--- START Supplied entries ---
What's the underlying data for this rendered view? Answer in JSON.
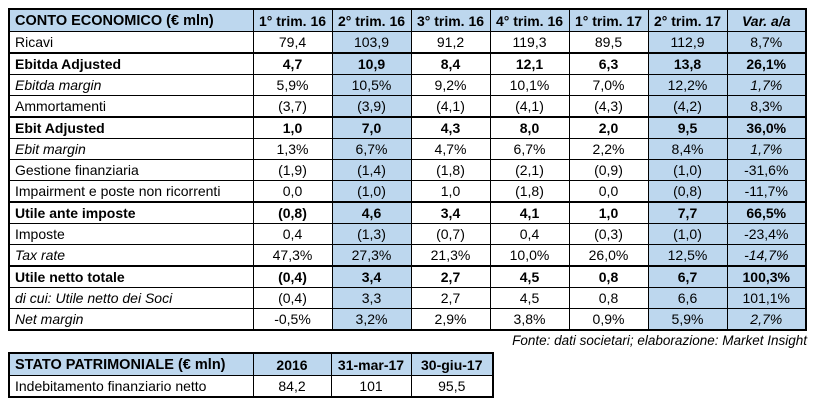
{
  "income_table": {
    "title": "CONTO ECONOMICO (€ mln)",
    "columns": [
      "1° trim. 16",
      "2° trim. 16",
      "3° trim. 16",
      "4° trim. 16",
      "1° trim. 17",
      "2° trim. 17",
      "Var. a/a"
    ],
    "highlighted_columns": [
      "2° trim. 16",
      "2° trim. 17",
      "Var. a/a"
    ],
    "rows": [
      {
        "label": "Ricavi",
        "style": "normal",
        "values": [
          "79,4",
          "103,9",
          "91,2",
          "119,3",
          "89,5",
          "112,9",
          "8,7%"
        ]
      },
      {
        "label": "Ebitda Adjusted",
        "style": "bold",
        "values": [
          "4,7",
          "10,9",
          "8,4",
          "12,1",
          "6,3",
          "13,8",
          "26,1%"
        ]
      },
      {
        "label": "Ebitda margin",
        "style": "italic",
        "values": [
          "5,9%",
          "10,5%",
          "9,2%",
          "10,1%",
          "7,0%",
          "12,2%",
          "1,7%"
        ]
      },
      {
        "label": "Ammortamenti",
        "style": "normal",
        "values": [
          "(3,7)",
          "(3,9)",
          "(4,1)",
          "(4,1)",
          "(4,3)",
          "(4,2)",
          "8,3%"
        ]
      },
      {
        "label": "Ebit Adjusted",
        "style": "bold",
        "values": [
          "1,0",
          "7,0",
          "4,3",
          "8,0",
          "2,0",
          "9,5",
          "36,0%"
        ]
      },
      {
        "label": "Ebit margin",
        "style": "italic",
        "values": [
          "1,3%",
          "6,7%",
          "4,7%",
          "6,7%",
          "2,2%",
          "8,4%",
          "1,7%"
        ]
      },
      {
        "label": "Gestione finanziaria",
        "style": "normal",
        "values": [
          "(1,9)",
          "(1,4)",
          "(1,8)",
          "(2,1)",
          "(0,9)",
          "(1,0)",
          "-31,6%"
        ]
      },
      {
        "label": "Impairment e poste non ricorrenti",
        "style": "normal",
        "values": [
          "0,0",
          "(1,0)",
          "1,0",
          "(1,8)",
          "0,0",
          "(0,8)",
          "-11,7%"
        ]
      },
      {
        "label": "Utile ante imposte",
        "style": "bold",
        "values": [
          "(0,8)",
          "4,6",
          "3,4",
          "4,1",
          "1,0",
          "7,7",
          "66,5%"
        ]
      },
      {
        "label": "Imposte",
        "style": "normal",
        "values": [
          "0,4",
          "(1,3)",
          "(0,7)",
          "0,4",
          "(0,3)",
          "(1,0)",
          "-23,4%"
        ]
      },
      {
        "label": "Tax rate",
        "style": "italic",
        "values": [
          "47,3%",
          "27,3%",
          "21,3%",
          "10,0%",
          "26,0%",
          "12,5%",
          "-14,7%"
        ]
      },
      {
        "label": "Utile netto totale",
        "style": "bold",
        "values": [
          "(0,4)",
          "3,4",
          "2,7",
          "4,5",
          "0,8",
          "6,7",
          "100,3%"
        ]
      },
      {
        "label": "di cui: Utile netto dei Soci",
        "style": "label-italic",
        "values": [
          "(0,4)",
          "3,3",
          "2,7",
          "4,5",
          "0,8",
          "6,6",
          "101,1%"
        ]
      },
      {
        "label": "Net margin",
        "style": "italic",
        "values": [
          "-0,5%",
          "3,2%",
          "2,9%",
          "3,8%",
          "0,9%",
          "5,9%",
          "2,7%"
        ]
      }
    ]
  },
  "source_note": "Fonte: dati societari; elaborazione: Market Insight",
  "balance_table": {
    "title": "STATO PATRIMONIALE (€ mln)",
    "columns": [
      "2016",
      "31-mar-17",
      "30-giu-17"
    ],
    "rows": [
      {
        "label": "Indebitamento finanziario netto",
        "style": "normal",
        "values": [
          "84,2",
          "101",
          "95,5"
        ]
      }
    ]
  },
  "colors": {
    "header_fill": "#bdd7ee",
    "highlight_fill": "#bdd7ee",
    "border": "#000000",
    "text": "#000000",
    "background": "#ffffff"
  }
}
--- END Supplied entries ---
• [To do] Copy the records above exactly. The pictures are not part of the copy.

• [Answer to this exercise]
What's the underlying data for this rendered view? Answer in JSON.
{
  "income_table": {
    "title": "CONTO ECONOMICO (€ mln)",
    "columns": [
      "1° trim. 16",
      "2° trim. 16",
      "3° trim. 16",
      "4° trim. 16",
      "1° trim. 17",
      "2° trim. 17",
      "Var. a/a"
    ],
    "highlighted_columns": [
      "2° trim. 16",
      "2° trim. 17",
      "Var. a/a"
    ],
    "rows": [
      {
        "label": "Ricavi",
        "style": "normal",
        "values": [
          "79,4",
          "103,9",
          "91,2",
          "119,3",
          "89,5",
          "112,9",
          "8,7%"
        ]
      },
      {
        "label": "Ebitda Adjusted",
        "style": "bold",
        "values": [
          "4,7",
          "10,9",
          "8,4",
          "12,1",
          "6,3",
          "13,8",
          "26,1%"
        ]
      },
      {
        "label": "Ebitda margin",
        "style": "italic",
        "values": [
          "5,9%",
          "10,5%",
          "9,2%",
          "10,1%",
          "7,0%",
          "12,2%",
          "1,7%"
        ]
      },
      {
        "label": "Ammortamenti",
        "style": "normal",
        "values": [
          "(3,7)",
          "(3,9)",
          "(4,1)",
          "(4,1)",
          "(4,3)",
          "(4,2)",
          "8,3%"
        ]
      },
      {
        "label": "Ebit Adjusted",
        "style": "bold",
        "values": [
          "1,0",
          "7,0",
          "4,3",
          "8,0",
          "2,0",
          "9,5",
          "36,0%"
        ]
      },
      {
        "label": "Ebit margin",
        "style": "italic",
        "values": [
          "1,3%",
          "6,7%",
          "4,7%",
          "6,7%",
          "2,2%",
          "8,4%",
          "1,7%"
        ]
      },
      {
        "label": "Gestione finanziaria",
        "style": "normal",
        "values": [
          "(1,9)",
          "(1,4)",
          "(1,8)",
          "(2,1)",
          "(0,9)",
          "(1,0)",
          "-31,6%"
        ]
      },
      {
        "label": "Impairment e poste non ricorrenti",
        "style": "normal",
        "values": [
          "0,0",
          "(1,0)",
          "1,0",
          "(1,8)",
          "0,0",
          "(0,8)",
          "-11,7%"
        ]
      },
      {
        "label": "Utile ante imposte",
        "style": "bold",
        "values": [
          "(0,8)",
          "4,6",
          "3,4",
          "4,1",
          "1,0",
          "7,7",
          "66,5%"
        ]
      },
      {
        "label": "Imposte",
        "style": "normal",
        "values": [
          "0,4",
          "(1,3)",
          "(0,7)",
          "0,4",
          "(0,3)",
          "(1,0)",
          "-23,4%"
        ]
      },
      {
        "label": "Tax rate",
        "style": "italic",
        "values": [
          "47,3%",
          "27,3%",
          "21,3%",
          "10,0%",
          "26,0%",
          "12,5%",
          "-14,7%"
        ]
      },
      {
        "label": "Utile netto totale",
        "style": "bold",
        "values": [
          "(0,4)",
          "3,4",
          "2,7",
          "4,5",
          "0,8",
          "6,7",
          "100,3%"
        ]
      },
      {
        "label": "di cui: Utile netto dei Soci",
        "style": "label-italic",
        "values": [
          "(0,4)",
          "3,3",
          "2,7",
          "4,5",
          "0,8",
          "6,6",
          "101,1%"
        ]
      },
      {
        "label": "Net margin",
        "style": "italic",
        "values": [
          "-0,5%",
          "3,2%",
          "2,9%",
          "3,8%",
          "0,9%",
          "5,9%",
          "2,7%"
        ]
      }
    ]
  },
  "source_note": "Fonte: dati societari; elaborazione: Market Insight",
  "balance_table": {
    "title": "STATO PATRIMONIALE (€ mln)",
    "columns": [
      "2016",
      "31-mar-17",
      "30-giu-17"
    ],
    "rows": [
      {
        "label": "Indebitamento finanziario netto",
        "style": "normal",
        "values": [
          "84,2",
          "101",
          "95,5"
        ]
      }
    ]
  },
  "colors": {
    "header_fill": "#bdd7ee",
    "highlight_fill": "#bdd7ee",
    "border": "#000000",
    "text": "#000000",
    "background": "#ffffff"
  }
}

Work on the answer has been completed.